**** MATERIALS PROVIDED ****

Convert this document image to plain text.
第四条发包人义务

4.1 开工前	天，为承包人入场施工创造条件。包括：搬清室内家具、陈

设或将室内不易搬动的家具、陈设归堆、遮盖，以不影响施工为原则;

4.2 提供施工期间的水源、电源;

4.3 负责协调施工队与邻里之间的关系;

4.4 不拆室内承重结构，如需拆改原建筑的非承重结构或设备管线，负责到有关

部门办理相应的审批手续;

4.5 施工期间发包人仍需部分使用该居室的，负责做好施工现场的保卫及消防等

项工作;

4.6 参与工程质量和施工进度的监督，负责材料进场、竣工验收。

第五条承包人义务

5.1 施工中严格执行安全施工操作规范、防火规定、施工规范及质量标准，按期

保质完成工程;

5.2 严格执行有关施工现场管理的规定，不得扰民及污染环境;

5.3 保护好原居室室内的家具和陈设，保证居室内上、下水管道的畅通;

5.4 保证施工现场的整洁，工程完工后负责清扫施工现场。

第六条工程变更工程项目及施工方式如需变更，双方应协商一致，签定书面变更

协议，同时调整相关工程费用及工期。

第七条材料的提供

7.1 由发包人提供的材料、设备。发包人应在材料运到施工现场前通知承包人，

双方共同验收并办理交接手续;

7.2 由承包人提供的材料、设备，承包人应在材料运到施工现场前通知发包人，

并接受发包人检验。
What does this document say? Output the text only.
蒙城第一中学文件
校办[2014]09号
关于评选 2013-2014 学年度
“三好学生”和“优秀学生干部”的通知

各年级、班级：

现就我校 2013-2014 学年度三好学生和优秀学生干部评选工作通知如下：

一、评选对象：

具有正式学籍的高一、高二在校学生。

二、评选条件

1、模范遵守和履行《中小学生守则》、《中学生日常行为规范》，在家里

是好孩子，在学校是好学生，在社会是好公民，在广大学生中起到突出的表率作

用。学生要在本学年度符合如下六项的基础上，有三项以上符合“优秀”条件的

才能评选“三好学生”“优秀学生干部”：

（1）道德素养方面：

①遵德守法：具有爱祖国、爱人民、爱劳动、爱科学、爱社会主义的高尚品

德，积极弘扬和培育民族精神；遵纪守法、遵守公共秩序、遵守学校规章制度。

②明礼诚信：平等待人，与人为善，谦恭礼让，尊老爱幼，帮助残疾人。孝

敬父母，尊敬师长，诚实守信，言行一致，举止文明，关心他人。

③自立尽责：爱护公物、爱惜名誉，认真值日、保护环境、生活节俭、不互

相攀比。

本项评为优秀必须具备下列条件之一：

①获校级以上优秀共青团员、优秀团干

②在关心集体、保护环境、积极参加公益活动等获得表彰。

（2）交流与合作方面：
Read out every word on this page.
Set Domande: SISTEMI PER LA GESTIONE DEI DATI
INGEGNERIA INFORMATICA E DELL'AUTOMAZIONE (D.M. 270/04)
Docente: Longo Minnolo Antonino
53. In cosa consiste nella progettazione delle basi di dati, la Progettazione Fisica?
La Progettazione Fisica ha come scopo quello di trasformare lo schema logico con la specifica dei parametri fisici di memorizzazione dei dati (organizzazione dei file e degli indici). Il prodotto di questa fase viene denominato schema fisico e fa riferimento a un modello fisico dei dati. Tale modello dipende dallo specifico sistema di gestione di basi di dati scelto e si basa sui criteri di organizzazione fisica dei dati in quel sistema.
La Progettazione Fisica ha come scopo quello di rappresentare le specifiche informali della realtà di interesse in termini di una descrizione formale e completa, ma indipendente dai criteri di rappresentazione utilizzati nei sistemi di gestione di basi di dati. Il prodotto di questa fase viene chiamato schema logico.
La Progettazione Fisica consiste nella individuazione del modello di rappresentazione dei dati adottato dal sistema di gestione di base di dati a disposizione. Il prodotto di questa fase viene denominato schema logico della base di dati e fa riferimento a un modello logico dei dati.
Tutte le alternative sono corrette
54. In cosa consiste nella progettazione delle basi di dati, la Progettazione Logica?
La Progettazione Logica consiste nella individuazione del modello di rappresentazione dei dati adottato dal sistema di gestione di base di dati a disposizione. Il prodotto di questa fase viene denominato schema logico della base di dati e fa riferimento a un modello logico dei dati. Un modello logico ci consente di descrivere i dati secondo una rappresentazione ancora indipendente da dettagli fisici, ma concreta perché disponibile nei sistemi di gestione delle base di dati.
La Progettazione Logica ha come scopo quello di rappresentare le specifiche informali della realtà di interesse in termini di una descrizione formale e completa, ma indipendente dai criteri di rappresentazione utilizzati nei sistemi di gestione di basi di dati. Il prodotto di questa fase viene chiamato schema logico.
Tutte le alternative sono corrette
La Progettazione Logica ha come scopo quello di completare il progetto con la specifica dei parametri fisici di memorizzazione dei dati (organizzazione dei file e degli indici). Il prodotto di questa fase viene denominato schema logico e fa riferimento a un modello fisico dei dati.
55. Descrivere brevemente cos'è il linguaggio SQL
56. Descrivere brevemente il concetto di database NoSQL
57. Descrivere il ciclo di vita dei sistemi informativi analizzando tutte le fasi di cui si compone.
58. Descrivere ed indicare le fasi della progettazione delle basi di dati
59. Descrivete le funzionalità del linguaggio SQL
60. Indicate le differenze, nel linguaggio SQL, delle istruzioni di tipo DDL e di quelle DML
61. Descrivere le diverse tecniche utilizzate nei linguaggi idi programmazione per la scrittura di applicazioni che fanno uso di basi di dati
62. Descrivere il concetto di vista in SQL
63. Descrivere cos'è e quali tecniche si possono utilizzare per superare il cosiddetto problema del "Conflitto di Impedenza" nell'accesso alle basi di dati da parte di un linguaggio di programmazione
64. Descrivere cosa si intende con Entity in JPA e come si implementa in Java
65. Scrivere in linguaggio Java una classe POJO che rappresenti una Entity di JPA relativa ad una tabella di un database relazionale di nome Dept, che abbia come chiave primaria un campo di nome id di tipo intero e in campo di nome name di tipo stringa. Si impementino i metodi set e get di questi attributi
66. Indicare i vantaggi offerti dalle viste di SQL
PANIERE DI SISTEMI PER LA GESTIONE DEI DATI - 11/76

****

Your task is to reproduce the whole listing exactly.

Convert this document image to plain text.
第四条发包人义务

4.1 开工前	天，为承包人入场施工创造条件。包括：搬清室内家具、陈

设或将室内不易搬动的家具、陈设归堆、遮盖，以不影响施工为原则;

4.2 提供施工期间的水源、电源;

4.3 负责协调施工队与邻里之间的关系;

4.4 不拆室内承重结构，如需拆改原建筑的非承重结构或设备管线，负责到有关

部门办理相应的审批手续;

4.5 施工期间发包人仍需部分使用该居室的，负责做好施工现场的保卫及消防等

项工作;

4.6 参与工程质量和施工进度的监督，负责材料进场、竣工验收。

第五条承包人义务

5.1 施工中严格执行安全施工操作规范、防火规定、施工规范及质量标准，按期

保质完成工程;

5.2 严格执行有关施工现场管理的规定，不得扰民及污染环境;

5.3 保护好原居室室内的家具和陈设，保证居室内上、下水管道的畅通;

5.4 保证施工现场的整洁，工程完工后负责清扫施工现场。

第六条工程变更工程项目及施工方式如需变更，双方应协商一致，签定书面变更

协议，同时调整相关工程费用及工期。

第七条材料的提供

7.1 由发包人提供的材料、设备。发包人应在材料运到施工现场前通知承包人，

双方共同验收并办理交接手续;

7.2 由承包人提供的材料、设备，承包人应在材料运到施工现场前通知发包人，

并接受发包人检验。
What does this document say? Output the text only.
蒙城第一中学文件
校办[2014]09号
关于评选 2013-2014 学年度
“三好学生”和“优秀学生干部”的通知

各年级、班级：

现就我校 2013-2014 学年度三好学生和优秀学生干部评选工作通知如下：

一、评选对象：

具有正式学籍的高一、高二在校学生。

二、评选条件

1、模范遵守和履行《中小学生守则》、《中学生日常行为规范》，在家里

是好孩子，在学校是好学生，在社会是好公民，在广大学生中起到突出的表率作

用。学生要在本学年度符合如下六项的基础上，有三项以上符合“优秀”条件的

才能评选“三好学生”“优秀学生干部”：

（1）道德素养方面：

①遵德守法：具有爱祖国、爱人民、爱劳动、爱科学、爱社会主义的高尚品

德，积极弘扬和培育民族精神；遵纪守法、遵守公共秩序、遵守学校规章制度。

②明礼诚信：平等待人，与人为善，谦恭礼让，尊老爱幼，帮助残疾人。孝

敬父母，尊敬师长，诚实守信，言行一致，举止文明，关心他人。

③自立尽责：爱护公物、爱惜名誉，认真值日、保护环境、生活节俭、不互

相攀比。

本项评为优秀必须具备下列条件之一：

①获校级以上优秀共青团员、优秀团干

②在关心集体、保护环境、积极参加公益活动等获得表彰。

（2）交流与合作方面：
Read out every word on this page.
Set Domande: SISTEMI PER LA GESTIONE DEI DATI
INGEGNERIA INFORMATICA E DELL'AUTOMAZIONE (D.M. 270/04)
Docente: Longo Minnolo Antonino
53. In cosa consiste nella progettazione delle basi di dati, la Progettazione Fisica?
La Progettazione Fisica ha come scopo quello di trasformare lo schema logico con la specifica dei parametri fisici di memorizzazione dei dati (organizzazione dei file e degli indici). Il prodotto di questa fase viene denominato schema fisico e fa riferimento a un modello fisico dei dati. Tale modello dipende dallo specifico sistema di gestione di basi di dati scelto e si basa sui criteri di organizzazione fisica dei dati in quel sistema.
La Progettazione Fisica ha come scopo quello di rappresentare le specifiche informali della realtà di interesse in termini di una descrizione formale e completa, ma indipendente dai criteri di rappresentazione utilizzati nei sistemi di gestione di basi di dati. Il prodotto di questa fase viene chiamato schema logico.
La Progettazione Fisica consiste nella individuazione del modello di rappresentazione dei dati adottato dal sistema di gestione di base di dati a disposizione. Il prodotto di questa fase viene denominato schema logico della base di dati e fa riferimento a un modello logico dei dati.
Tutte le alternative sono corrette
54. In cosa consiste nella progettazione delle basi di dati, la Progettazione Logica?
La Progettazione Logica consiste nella individuazione del modello di rappresentazione dei dati adottato dal sistema di gestione di base di dati a disposizione. Il prodotto di questa fase viene denominato schema logico della base di dati e fa riferimento a un modello logico dei dati. Un modello logico ci consente di descrivere i dati secondo una rappresentazione ancora indipendente da dettagli fisici, ma concreta perché disponibile nei sistemi di gestione delle base di dati.
La Progettazione Logica ha come scopo quello di rappresentare le specifiche informali della realtà di interesse in termini di una descrizione formale e completa, ma indipendente dai criteri di rappresentazione utilizzati nei sistemi di gestione di basi di dati. Il prodotto di questa fase viene chiamato schema logico.
Tutte le alternative sono corrette
La Progettazione Logica ha come scopo quello di completare il progetto con la specifica dei parametri fisici di memorizzazione dei dati (organizzazione dei file e degli indici). Il prodotto di questa fase viene denominato schema logico e fa riferimento a un modello fisico dei dati.
55. Descrivere brevemente cos'è il linguaggio SQL
56. Descrivere brevemente il concetto di database NoSQL
57. Descrivere il ciclo di vita dei sistemi informativi analizzando tutte le fasi di cui si compone.
58. Descrivere ed indicare le fasi della progettazione delle basi di dati
59. Descrivete le funzionalità del linguaggio SQL
60. Indicate le differenze, nel linguaggio SQL, delle istruzioni di tipo DDL e di quelle DML
61. Descrivere le diverse tecniche utilizzate nei linguaggi idi programmazione per la scrittura di applicazioni che fanno uso di basi di dati
62. Descrivere il concetto di vista in SQL
63. Descrivere cos'è e quali tecniche si possono utilizzare per superare il cosiddetto problema del "Conflitto di Impedenza" nell'accesso alle basi di dati da parte di un linguaggio di programmazione
64. Descrivere cosa si intende con Entity in JPA e come si implementa in Java
65. Scrivere in linguaggio Java una classe POJO che rappresenti una Entity di JPA relativa ad una tabella di un database relazionale di nome Dept, che abbia come chiave primaria un campo di nome id di tipo intero e in campo di nome name di tipo stringa. Si impementino i metodi set e get di questi attributi
66. Indicare i vantaggi offerti dalle viste di SQL
PANIERE DI SISTEMI PER LA GESTIONE DEI DATI - 11/76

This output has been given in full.